* _TASK DIRECTIONS_
Search the listing below for the word "What" and copy each line that holds it.

* _MATERIAL PROVIDED_
┌──

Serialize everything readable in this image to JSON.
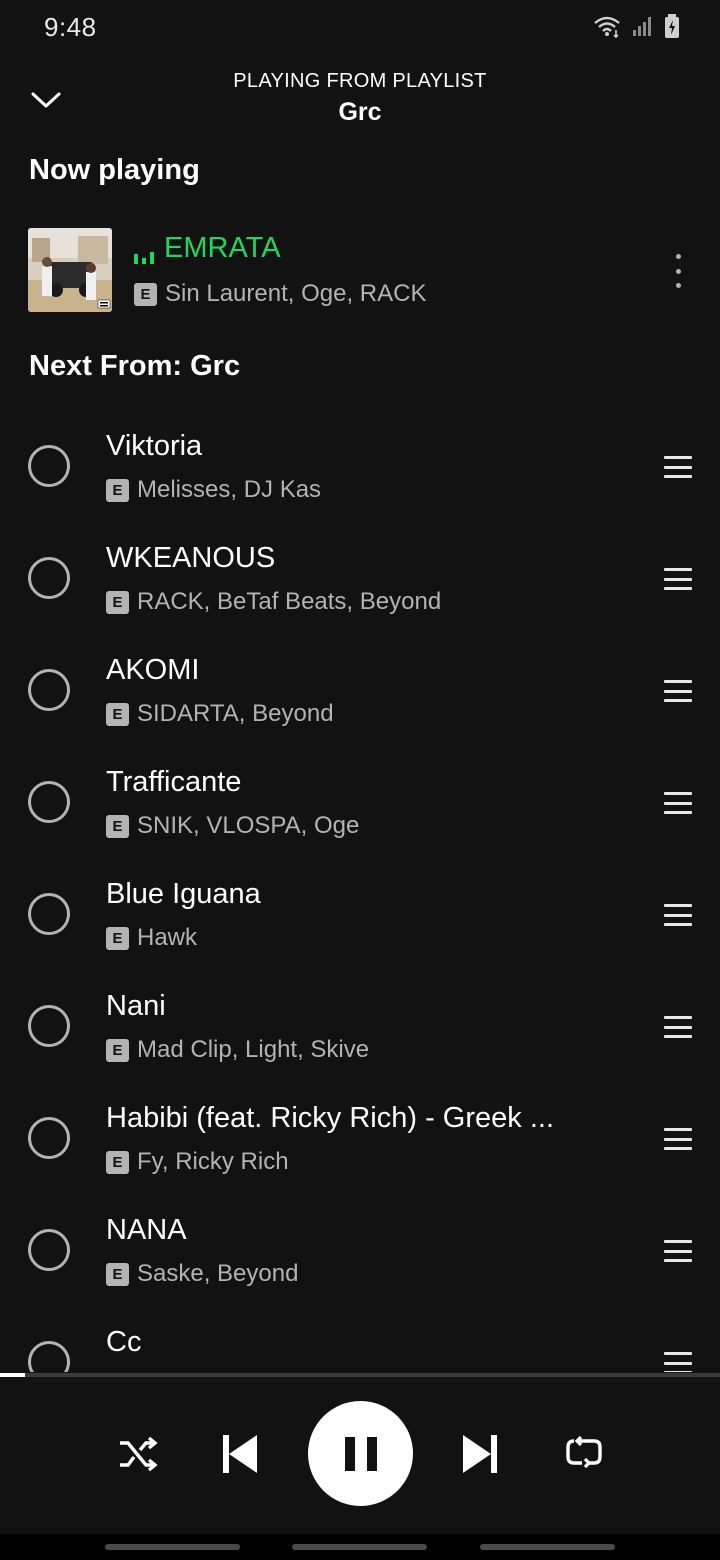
{
  "status_bar": {
    "time": "9:48"
  },
  "header": {
    "context_label": "PLAYING FROM PLAYLIST",
    "context_name": "Grc"
  },
  "now_playing": {
    "section_title": "Now playing",
    "title": "EMRATA",
    "explicit_badge": "E",
    "artists": "Sin Laurent, Oge, RACK"
  },
  "queue": {
    "section_title": "Next From: Grc",
    "tracks": [
      {
        "title": "Viktoria",
        "explicit": "E",
        "artists": "Melisses, DJ Kas"
      },
      {
        "title": "WKEANOUS",
        "explicit": "E",
        "artists": "RACK, BeTaf Beats, Beyond"
      },
      {
        "title": "AKOMI",
        "explicit": "E",
        "artists": "SIDARTA, Beyond"
      },
      {
        "title": "Trafficante",
        "explicit": "E",
        "artists": "SNIK, VLOSPA, Oge"
      },
      {
        "title": "Blue Iguana",
        "explicit": "E",
        "artists": "Hawk"
      },
      {
        "title": "Nani",
        "explicit": "E",
        "artists": "Mad Clip, Light, Skive"
      },
      {
        "title": "Habibi (feat. Ricky Rich) - Greek ...",
        "explicit": "E",
        "artists": "Fy, Ricky Rich"
      },
      {
        "title": "NANA",
        "explicit": "E",
        "artists": "Saske, Beyond"
      },
      {
        "title": "Cc",
        "explicit": "",
        "artists": ""
      }
    ]
  },
  "player": {
    "progress_fraction": 0.035,
    "state": "playing"
  },
  "colors": {
    "background": "#121212",
    "accent_green": "#1ed760",
    "secondary_text": "#b3b3b3"
  },
  "icons": {
    "collapse": "chevron-down-icon",
    "more": "more-vertical-icon",
    "shuffle": "shuffle-icon",
    "previous": "skip-previous-icon",
    "pause": "pause-icon",
    "next": "skip-next-icon",
    "repeat": "repeat-icon",
    "drag": "drag-handle-icon",
    "select": "select-circle-icon"
  }
}
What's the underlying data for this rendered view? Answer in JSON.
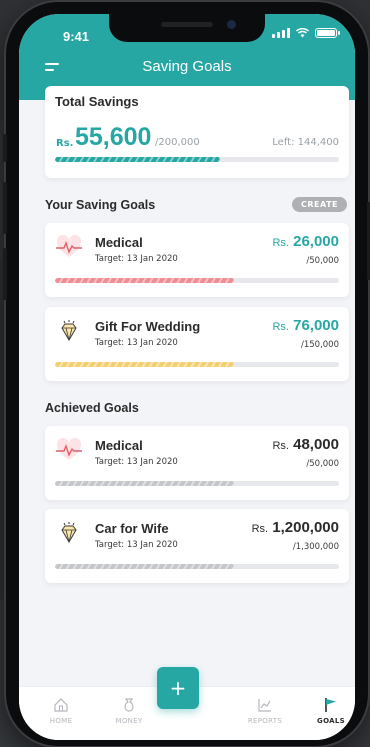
{
  "status": {
    "time": "9:41"
  },
  "header": {
    "title": "Saving Goals",
    "menu_icon": "menu-icon"
  },
  "total": {
    "title": "Total Savings",
    "currency": "Rs.",
    "amount": "55,600",
    "target": "/200,000",
    "left": "Left: 144,400",
    "progress": 0.58
  },
  "your_goals": {
    "title": "Your Saving Goals",
    "create_label": "CREATE",
    "items": [
      {
        "name": "Medical",
        "target": "Target: 13 Jan 2020",
        "currency": "Rs.",
        "amount": "26,000",
        "total": "/50,000",
        "progress": 0.63,
        "color": "#ef8d93",
        "icon": "heartbeat-icon"
      },
      {
        "name": "Gift For Wedding",
        "target": "Target: 13 Jan 2020",
        "currency": "Rs.",
        "amount": "76,000",
        "total": "/150,000",
        "progress": 0.63,
        "color": "#f4cf72",
        "icon": "diamond-icon"
      }
    ]
  },
  "achieved": {
    "title": "Achieved Goals",
    "items": [
      {
        "name": "Medical",
        "target": "Target: 13 Jan 2020",
        "currency": "Rs.",
        "amount": "48,000",
        "total": "/50,000",
        "progress": 0.63,
        "color": "#c4c6ca",
        "icon": "heartbeat-icon"
      },
      {
        "name": "Car for Wife",
        "target": "Target: 13 Jan 2020",
        "currency": "Rs.",
        "amount": "1,200,000",
        "total": "/1,300,000",
        "progress": 0.63,
        "color": "#c4c6ca",
        "icon": "diamond-icon"
      }
    ]
  },
  "tabbar": {
    "items": [
      {
        "label": "HOME",
        "icon": "home-icon",
        "active": false
      },
      {
        "label": "MONEY",
        "icon": "money-icon",
        "active": false
      },
      {
        "label": "REPORTS",
        "icon": "chart-icon",
        "active": false
      },
      {
        "label": "GOALS",
        "icon": "flag-icon",
        "active": true
      }
    ],
    "fab_label": "+"
  },
  "colors": {
    "accent": "#27a7a3",
    "dark_text": "#2b2b2b",
    "muted": "#9aa0a6"
  }
}
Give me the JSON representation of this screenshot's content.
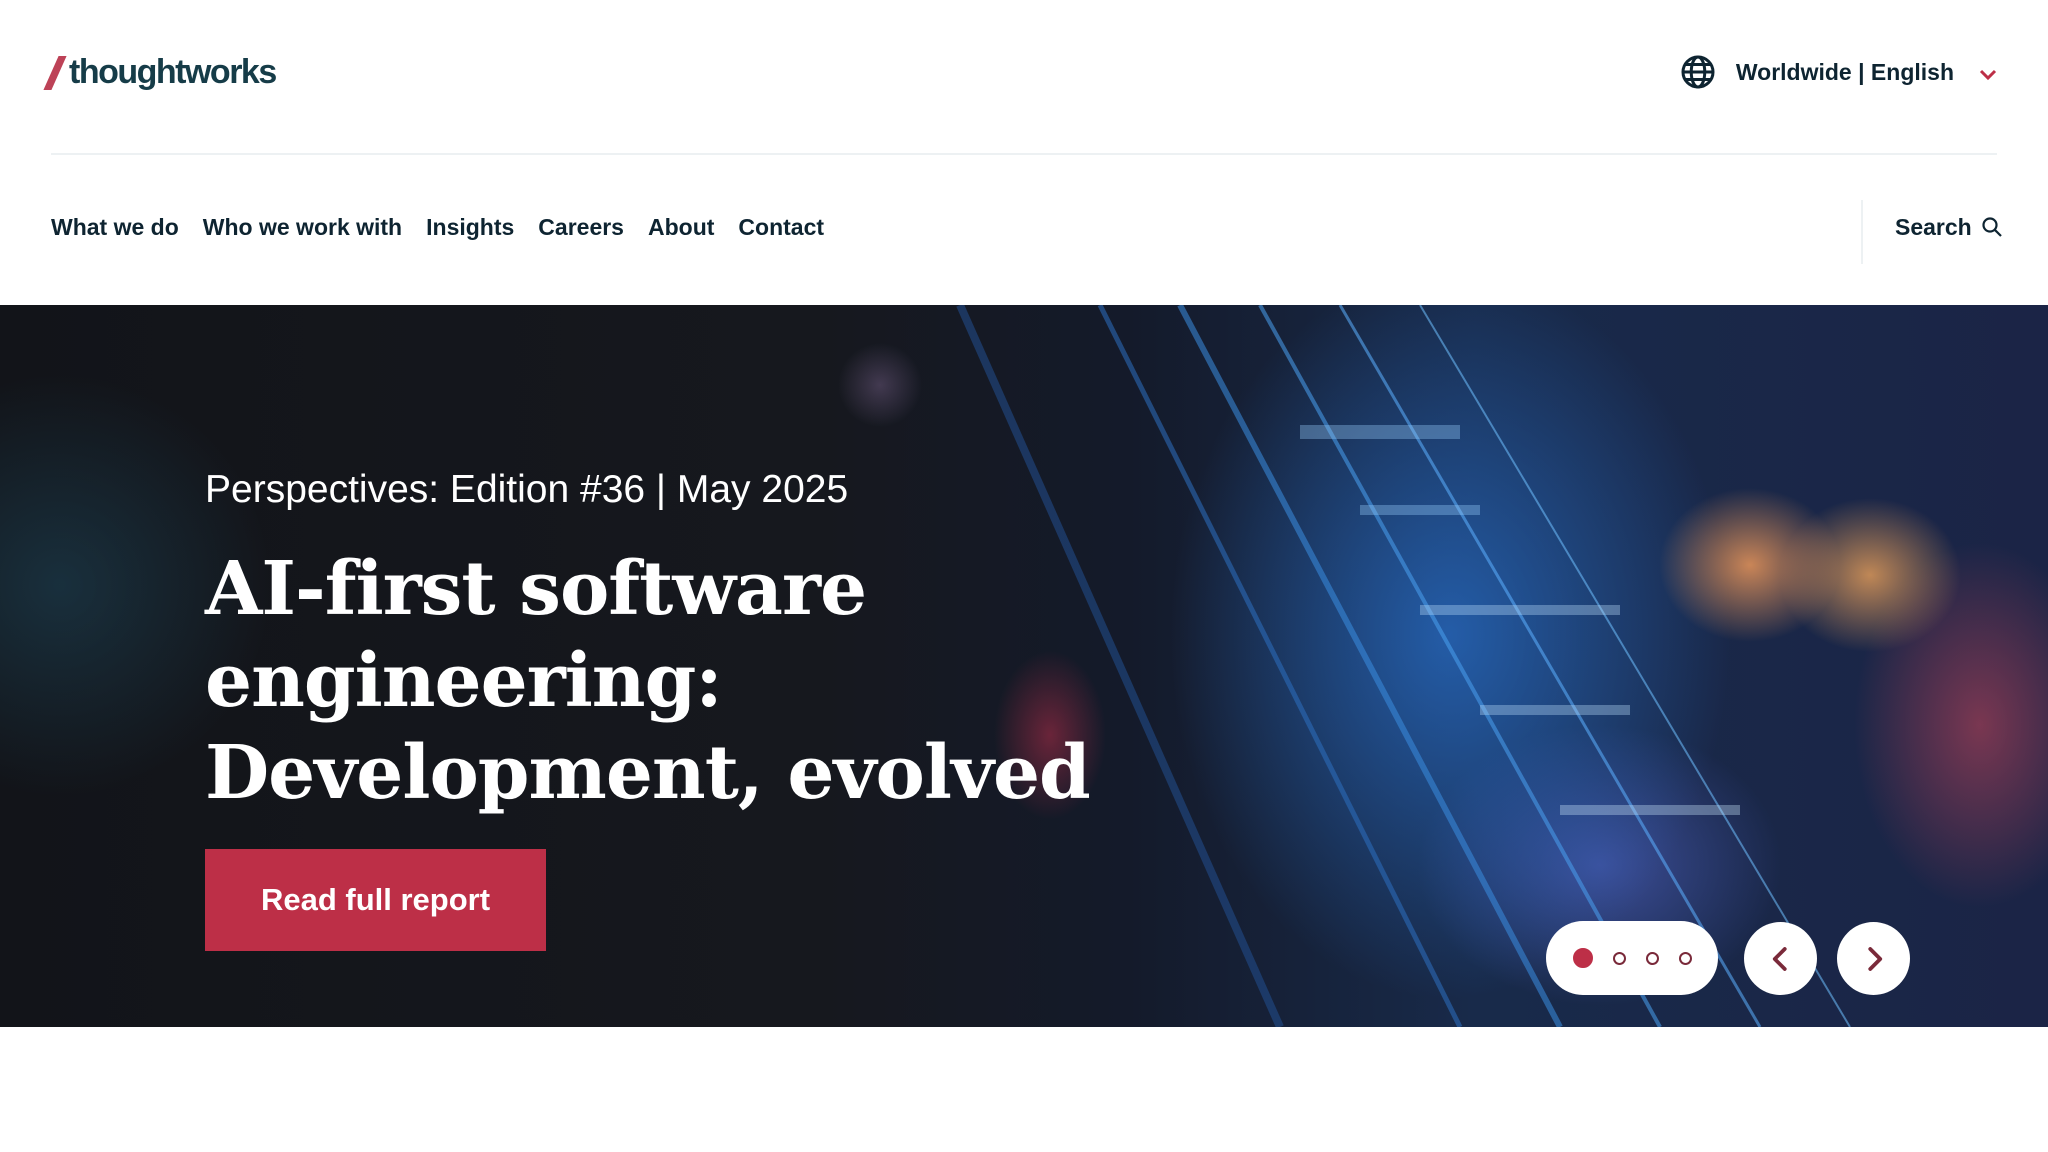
{
  "header": {
    "logo_text": "thoughtworks",
    "locale_label": "Worldwide | English"
  },
  "nav": {
    "items": [
      {
        "label": "What we do"
      },
      {
        "label": "Who we work with"
      },
      {
        "label": "Insights"
      },
      {
        "label": "Careers"
      },
      {
        "label": "About"
      },
      {
        "label": "Contact"
      }
    ],
    "search_label": "Search"
  },
  "hero": {
    "eyebrow": "Perspectives: Edition #36 | May 2025",
    "title_line1": "AI-first software engineering:",
    "title_line2": "Development, evolved",
    "cta_label": "Read full report",
    "slide_count": 4,
    "active_slide": 1
  },
  "colors": {
    "brand": "#bd2f47",
    "logo_slash": "#bd4257",
    "text_dark": "#0e2431"
  },
  "icons": {
    "globe": "globe-icon",
    "chevron": "chevron-down-icon",
    "search": "search-icon",
    "prev": "chevron-left-icon",
    "next": "chevron-right-icon"
  }
}
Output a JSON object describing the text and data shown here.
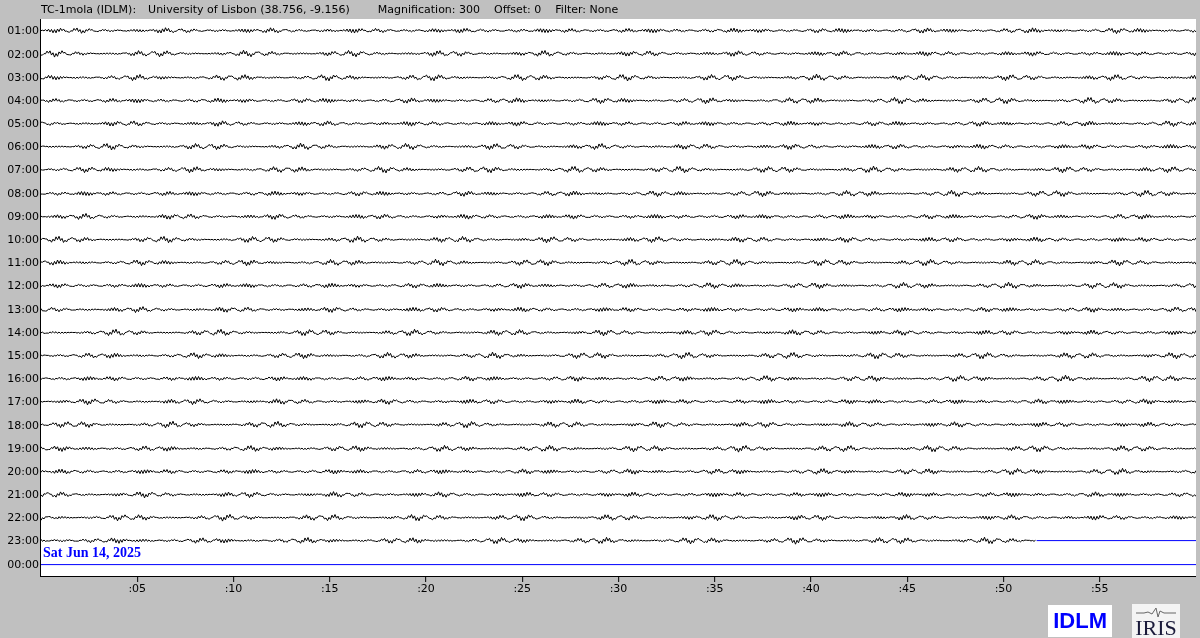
{
  "header": {
    "station": "TC-1mola (IDLM):",
    "location": "University of Lisbon (38.756, -9.156)",
    "magnification": "Magnification: 300",
    "offset": "Offset: 0",
    "filter": "Filter: None"
  },
  "rows": [
    {
      "time": "01:00",
      "level": 1
    },
    {
      "time": "02:00",
      "level": 1
    },
    {
      "time": "03:00",
      "level": 1
    },
    {
      "time": "04:00",
      "level": 1
    },
    {
      "time": "05:00",
      "level": 1
    },
    {
      "time": "06:00",
      "level": 1
    },
    {
      "time": "07:00",
      "level": 1
    },
    {
      "time": "08:00",
      "level": 1
    },
    {
      "time": "09:00",
      "level": 1
    },
    {
      "time": "10:00",
      "level": 1
    },
    {
      "time": "11:00",
      "level": 1
    },
    {
      "time": "12:00",
      "level": 1
    },
    {
      "time": "13:00",
      "level": 1
    },
    {
      "time": "14:00",
      "level": 1
    },
    {
      "time": "15:00",
      "level": 1
    },
    {
      "time": "16:00",
      "level": 1
    },
    {
      "time": "17:00",
      "level": 1
    },
    {
      "time": "18:00",
      "level": 1
    },
    {
      "time": "19:00",
      "level": 1
    },
    {
      "time": "20:00",
      "level": 1
    },
    {
      "time": "21:00",
      "level": 1
    },
    {
      "time": "22:00",
      "level": 1
    },
    {
      "time": "23:00",
      "level": 0.862
    },
    {
      "time": "00:00",
      "kind": "empty"
    }
  ],
  "date_label": "Sat Jun 14, 2025",
  "x_ticks": [
    ":05",
    ":10",
    ":15",
    ":20",
    ":25",
    ":30",
    ":35",
    ":40",
    ":45",
    ":50",
    ":55"
  ],
  "logos": {
    "network": "IDLM",
    "iris": "IRIS"
  }
}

└──

* _OUTPUT_
What's the underlying data for this rendered view? Answer in JSON.
        "label": "What we do"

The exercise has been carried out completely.